Exercise directions>
Leave the pictures out and transcribe every record exactly.
— START Data shown —
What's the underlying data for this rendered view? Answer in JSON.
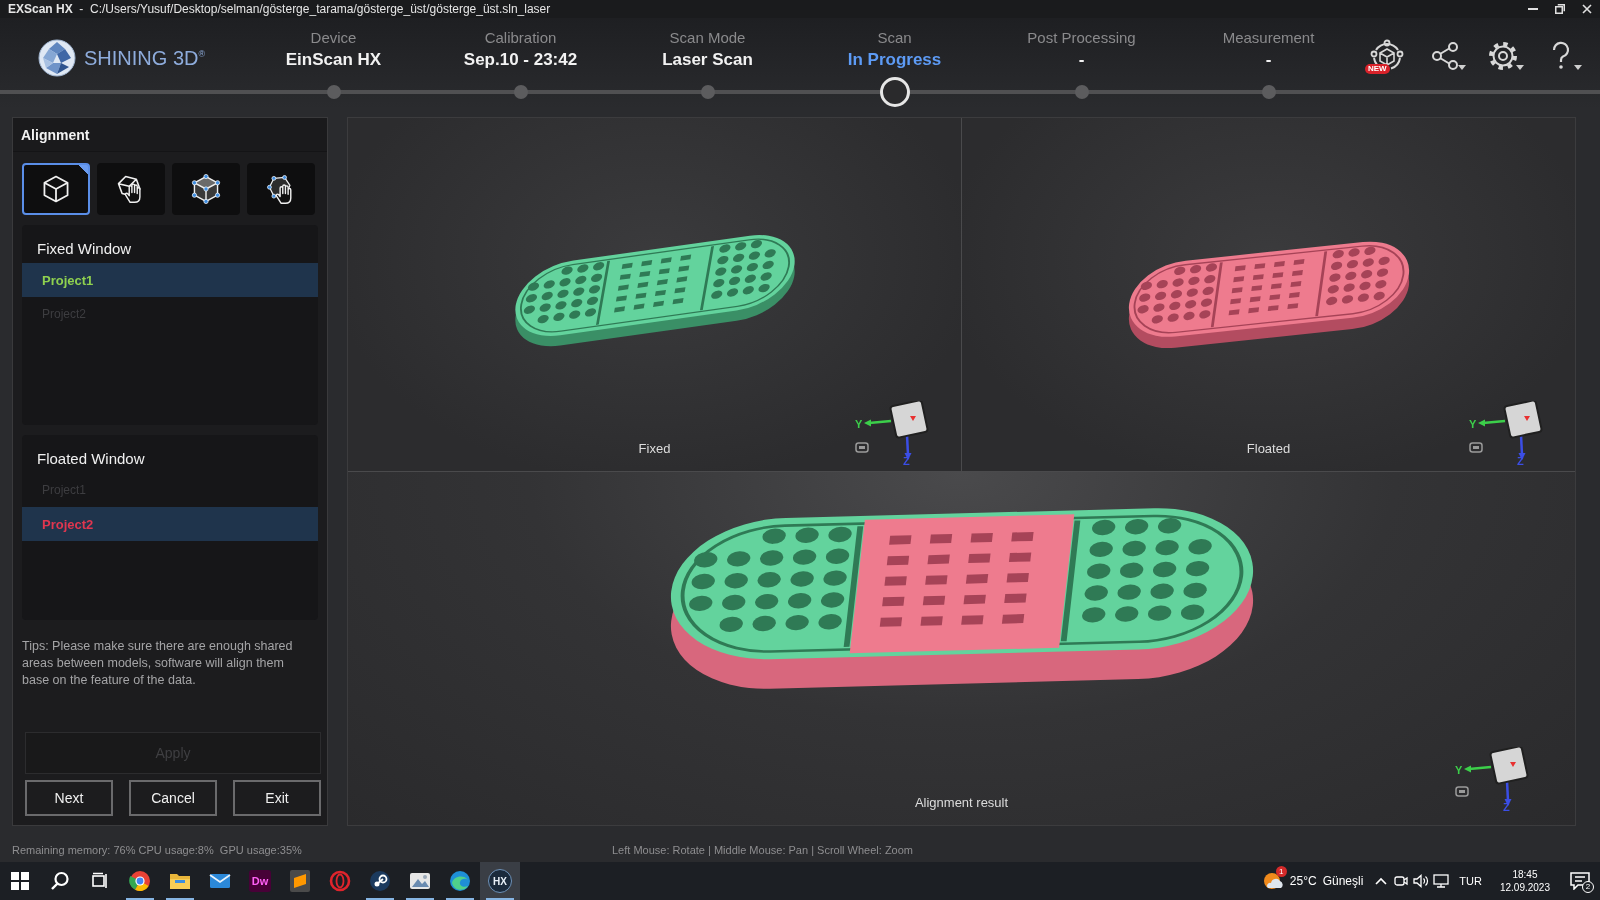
{
  "window": {
    "title": "**EXScan HX**  -  C:/Users/Yusuf/Desktop/selman/gösterge_tarama/gösterge_üst/gösterge_üst.sln_laser",
    "controls": [
      {
        "kind": "minimize"
      },
      {
        "kind": "restore"
      },
      {
        "kind": "close"
      }
    ]
  },
  "logo": {
    "text": "SHINING 3D$^{®}$"
  },
  "steps": [
    {
      "label": "Device",
      "value": "EinScan HX",
      "selected": false
    },
    {
      "label": "Calibration",
      "value": "Sep.10 - 23:42",
      "selected": false
    },
    {
      "label": "Scan Mode",
      "value": "Laser Scan",
      "selected": false
    },
    {
      "label": "Scan",
      "value": "In Progress",
      "selected": true
    },
    {
      "label": "Post Processing",
      "value": "-",
      "selected": false
    },
    {
      "label": "Measurement",
      "value": "-",
      "selected": false
    }
  ],
  "header_tools": [
    {
      "kind": "cycle",
      "badge": "NEW",
      "dropdown": false
    },
    {
      "kind": "share",
      "dropdown": true
    },
    {
      "kind": "settings",
      "dropdown": true
    },
    {
      "kind": "help",
      "dropdown": true
    }
  ],
  "alignment": {
    "title": "Alignment",
    "tools": [
      {
        "kind": "cube",
        "selected": true
      },
      {
        "kind": "cube_hand",
        "selected": false
      },
      {
        "kind": "cube_points",
        "selected": false
      },
      {
        "kind": "hand_points",
        "selected": false
      }
    ],
    "windows": [
      {
        "title": "Fixed Window",
        "color": "#8fd14f",
        "items": [
          {
            "label": "Project1",
            "selected": true
          },
          {
            "label": "Project2",
            "selected": false
          }
        ]
      },
      {
        "title": "Floated Window",
        "color": "#e0364f",
        "items": [
          {
            "label": "Project1",
            "selected": false
          },
          {
            "label": "Project2",
            "selected": true
          }
        ]
      }
    ],
    "tips": "Tips: Please make sure there are enough shared areas between models, software will align them base on the feature of the data.",
    "apply": {
      "label": "Apply",
      "disabled": true
    },
    "buttons": [
      "Next",
      "Cancel",
      "Exit"
    ]
  },
  "viewports": [
    {
      "kind": "fixed",
      "label": "Fixed",
      "axes": [
        "Y",
        "Z"
      ]
    },
    {
      "kind": "floated",
      "label": "Floated",
      "axes": [
        "Y",
        "Z"
      ]
    },
    {
      "kind": "result",
      "label": "Alignment result",
      "axes": [
        "Y",
        "Z"
      ]
    }
  ],
  "status_bar": {
    "stats": "Remaining memory: 76% CPU usage:8%  GPU usage:35%",
    "hint": "Left Mouse: Rotate | Middle Mouse: Pan | Scroll Wheel: Zoom"
  },
  "taskbar": {
    "pinned": [
      {
        "kind": "start"
      },
      {
        "kind": "search"
      },
      {
        "kind": "task_view"
      }
    ],
    "apps": [
      {
        "kind": "browser",
        "running": true,
        "selected": false
      },
      {
        "kind": "folder",
        "running": true,
        "selected": false
      },
      {
        "kind": "mail",
        "running": false,
        "selected": false
      },
      {
        "kind": "tile",
        "label": "Dw",
        "running": false,
        "selected": false
      },
      {
        "kind": "editor",
        "running": false,
        "selected": false
      },
      {
        "kind": "ring",
        "running": false,
        "selected": false
      },
      {
        "kind": "disc",
        "running": true,
        "selected": false
      },
      {
        "kind": "photo",
        "running": true,
        "selected": false
      },
      {
        "kind": "wave",
        "running": true,
        "selected": false
      },
      {
        "kind": "badge",
        "label": "HX",
        "running": true,
        "selected": true
      }
    ],
    "tray": {
      "weather": {
        "badge": "1",
        "temperature": "25°C",
        "condition": "Güneşli"
      },
      "icons": [
        {
          "kind": "chevron"
        },
        {
          "kind": "camera"
        },
        {
          "kind": "volume"
        },
        {
          "kind": "network"
        }
      ],
      "language": "TUR",
      "time": "18:45",
      "date": "12.09.2023",
      "notifications": "2"
    }
  }
}
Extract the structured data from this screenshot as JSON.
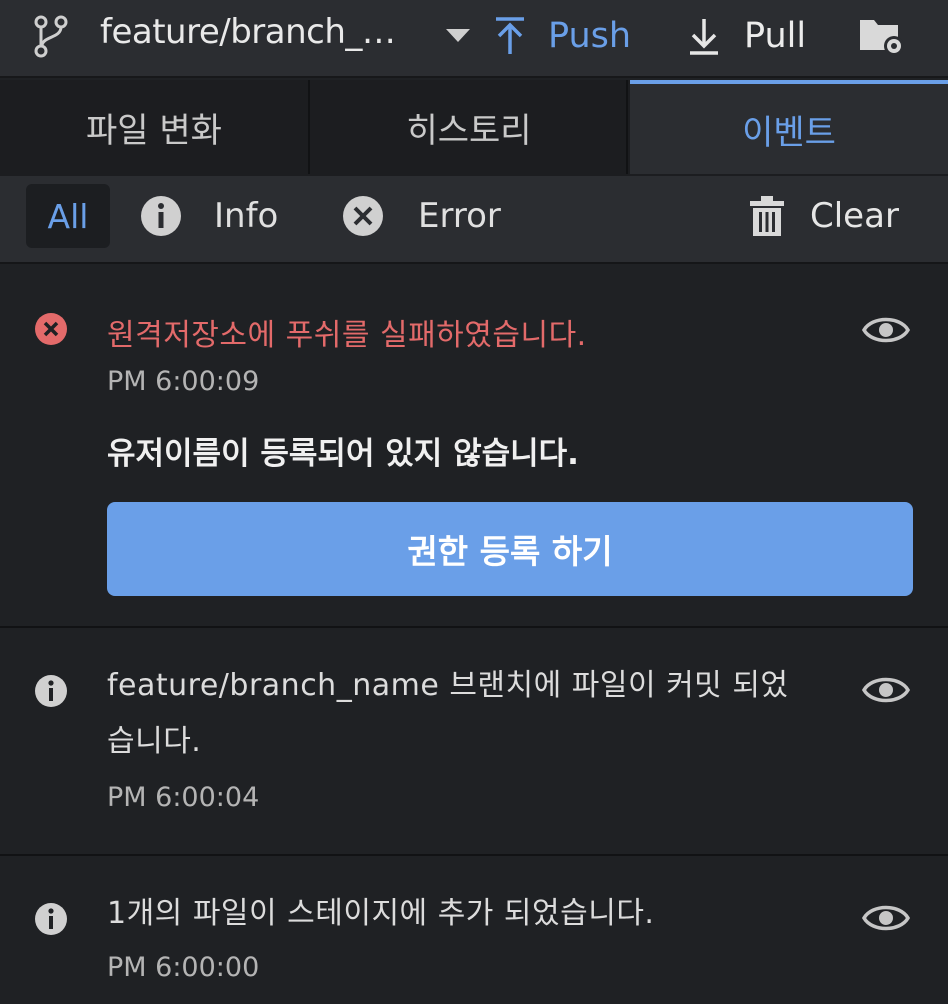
{
  "topbar": {
    "branch_name": "feature/branch_…",
    "push_label": "Push",
    "pull_label": "Pull",
    "colors": {
      "accent": "#6a9fe8",
      "background": "#2b2d31"
    },
    "icons": [
      "git-branch-icon",
      "chevron-down-icon",
      "push-arrow-icon",
      "pull-arrow-icon",
      "folder-settings-icon"
    ]
  },
  "tabs": [
    {
      "label": "파일 변화",
      "active": false
    },
    {
      "label": "히스토리",
      "active": false
    },
    {
      "label": "이벤트",
      "active": true
    }
  ],
  "filters": {
    "all_label": "All",
    "info_label": "Info",
    "error_label": "Error",
    "clear_label": "Clear",
    "selected": "All"
  },
  "events": [
    {
      "level": "error",
      "title": "원격저장소에 푸쉬를 실패하였습니다.",
      "time": "PM 6:00:09",
      "message": "유저이름이 등록되어 있지 않습니다.",
      "action_label": "권한 등록 하기",
      "color": "#e36a6a"
    },
    {
      "level": "info",
      "title": "feature/branch_name 브랜치에 파일이 커밋 되었습니다.",
      "time": "PM 6:00:04"
    },
    {
      "level": "info",
      "title": "1개의 파일이 스테이지에 추가 되었습니다.",
      "time": "PM 6:00:00"
    }
  ]
}
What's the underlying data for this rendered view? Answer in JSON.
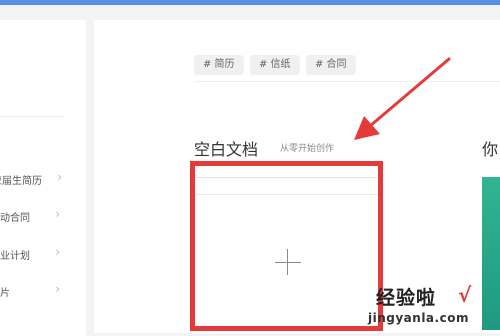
— END Data shown —
Reply>
What's the underlying data for this rendered view? Answer in JSON.
{
  "window": {
    "title": "**EXScan HX**  -  C:/Users/Yusuf/Desktop/selman/gösterge_tarama/gösterge_üst/gösterge_üst.sln_laser",
    "controls": [
      {
        "kind": "minimize"
      },
      {
        "kind": "restore"
      },
      {
        "kind": "close"
      }
    ]
  },
  "logo": {
    "text": "SHINING 3D$^{®}$"
  },
  "steps": [
    {
      "label": "Device",
      "value": "EinScan HX",
      "selected": false
    },
    {
      "label": "Calibration",
      "value": "Sep.10 - 23:42",
      "selected": false
    },
    {
      "label": "Scan Mode",
      "value": "Laser Scan",
      "selected": false
    },
    {
      "label": "Scan",
      "value": "In Progress",
      "selected": true
    },
    {
      "label": "Post Processing",
      "value": "-",
      "selected": false
    },
    {
      "label": "Measurement",
      "value": "-",
      "selected": false
    }
  ],
  "header_tools": [
    {
      "kind": "cycle",
      "badge": "NEW",
      "dropdown": false
    },
    {
      "kind": "share",
      "dropdown": true
    },
    {
      "kind": "settings",
      "dropdown": true
    },
    {
      "kind": "help",
      "dropdown": true
    }
  ],
  "alignment": {
    "title": "Alignment",
    "tools": [
      {
        "kind": "cube",
        "selected": true
      },
      {
        "kind": "cube_hand",
        "selected": false
      },
      {
        "kind": "cube_points",
        "selected": false
      },
      {
        "kind": "hand_points",
        "selected": false
      }
    ],
    "windows": [
      {
        "title": "Fixed Window",
        "color": "#8fd14f",
        "items": [
          {
            "label": "Project1",
            "selected": true
          },
          {
            "label": "Project2",
            "selected": false
          }
        ]
      },
      {
        "title": "Floated Window",
        "color": "#e0364f",
        "items": [
          {
            "label": "Project1",
            "selected": false
          },
          {
            "label": "Project2",
            "selected": true
          }
        ]
      }
    ],
    "tips": "Tips: Please make sure there are enough shared areas between models, software will align them base on the feature of the data.",
    "apply": {
      "label": "Apply",
      "disabled": true
    },
    "buttons": [
      "Next",
      "Cancel",
      "Exit"
    ]
  },
  "viewports": [
    {
      "kind": "fixed",
      "label": "Fixed",
      "axes": [
        "Y",
        "Z"
      ]
    },
    {
      "kind": "floated",
      "label": "Floated",
      "axes": [
        "Y",
        "Z"
      ]
    },
    {
      "kind": "result",
      "label": "Alignment result",
      "axes": [
        "Y",
        "Z"
      ]
    }
  ],
  "status_bar": {
    "stats": "Remaining memory: 76% CPU usage:8%  GPU usage:35%",
    "hint": "Left Mouse: Rotate | Middle Mouse: Pan | Scroll Wheel: Zoom"
  },
  "taskbar": {
    "pinned": [
      {
        "kind": "start"
      },
      {
        "kind": "search"
      },
      {
        "kind": "task_view"
      }
    ],
    "apps": [
      {
        "kind": "browser",
        "running": true,
        "selected": false
      },
      {
        "kind": "folder",
        "running": true,
        "selected": false
      },
      {
        "kind": "mail",
        "running": false,
        "selected": false
      },
      {
        "kind": "tile",
        "label": "Dw",
        "running": false,
        "selected": false
      },
      {
        "kind": "editor",
        "running": false,
        "selected": false
      },
      {
        "kind": "ring",
        "running": false,
        "selected": false
      },
      {
        "kind": "disc",
        "running": true,
        "selected": false
      },
      {
        "kind": "photo",
        "running": true,
        "selected": false
      },
      {
        "kind": "wave",
        "running": true,
        "selected": false
      },
      {
        "kind": "badge",
        "label": "HX",
        "running": true,
        "selected": true
      }
    ],
    "tray": {
      "weather": {
        "badge": "1",
        "temperature": "25°C",
        "condition": "Güneşli"
      },
      "icons": [
        {
          "kind": "chevron"
        },
        {
          "kind": "camera"
        },
        {
          "kind": "volume"
        },
        {
          "kind": "network"
        }
      ],
      "language": "TUR",
      "time": "18:45",
      "date": "12.09.2023",
      "notifications": "2"
    }
  }
}
Extract the structured data from this screenshot as JSON.
{
  "topbar": {
    "branch_name": "feature/branch_…",
    "push_label": "Push",
    "pull_label": "Pull",
    "colors": {
      "accent": "#6a9fe8",
      "background": "#2b2d31"
    },
    "icons": [
      "git-branch-icon",
      "chevron-down-icon",
      "push-arrow-icon",
      "pull-arrow-icon",
      "folder-settings-icon"
    ]
  },
  "tabs": [
    {
      "label": "파일 변화",
      "active": false
    },
    {
      "label": "히스토리",
      "active": false
    },
    {
      "label": "이벤트",
      "active": true
    }
  ],
  "filters": {
    "all_label": "All",
    "info_label": "Info",
    "error_label": "Error",
    "clear_label": "Clear",
    "selected": "All"
  },
  "events": [
    {
      "level": "error",
      "title": "원격저장소에 푸쉬를 실패하였습니다.",
      "time": "PM 6:00:09",
      "message": "유저이름이 등록되어 있지 않습니다.",
      "action_label": "권한 등록 하기",
      "color": "#e36a6a"
    },
    {
      "level": "info",
      "title": "feature/branch_name 브랜치에 파일이 커밋 되었습니다.",
      "time": "PM 6:00:04"
    },
    {
      "level": "info",
      "title": "1개의 파일이 스테이지에 추가 되었습니다.",
      "time": "PM 6:00:00"
    }
  ]
}
What's the underlying data for this rendered view? Answer in JSON.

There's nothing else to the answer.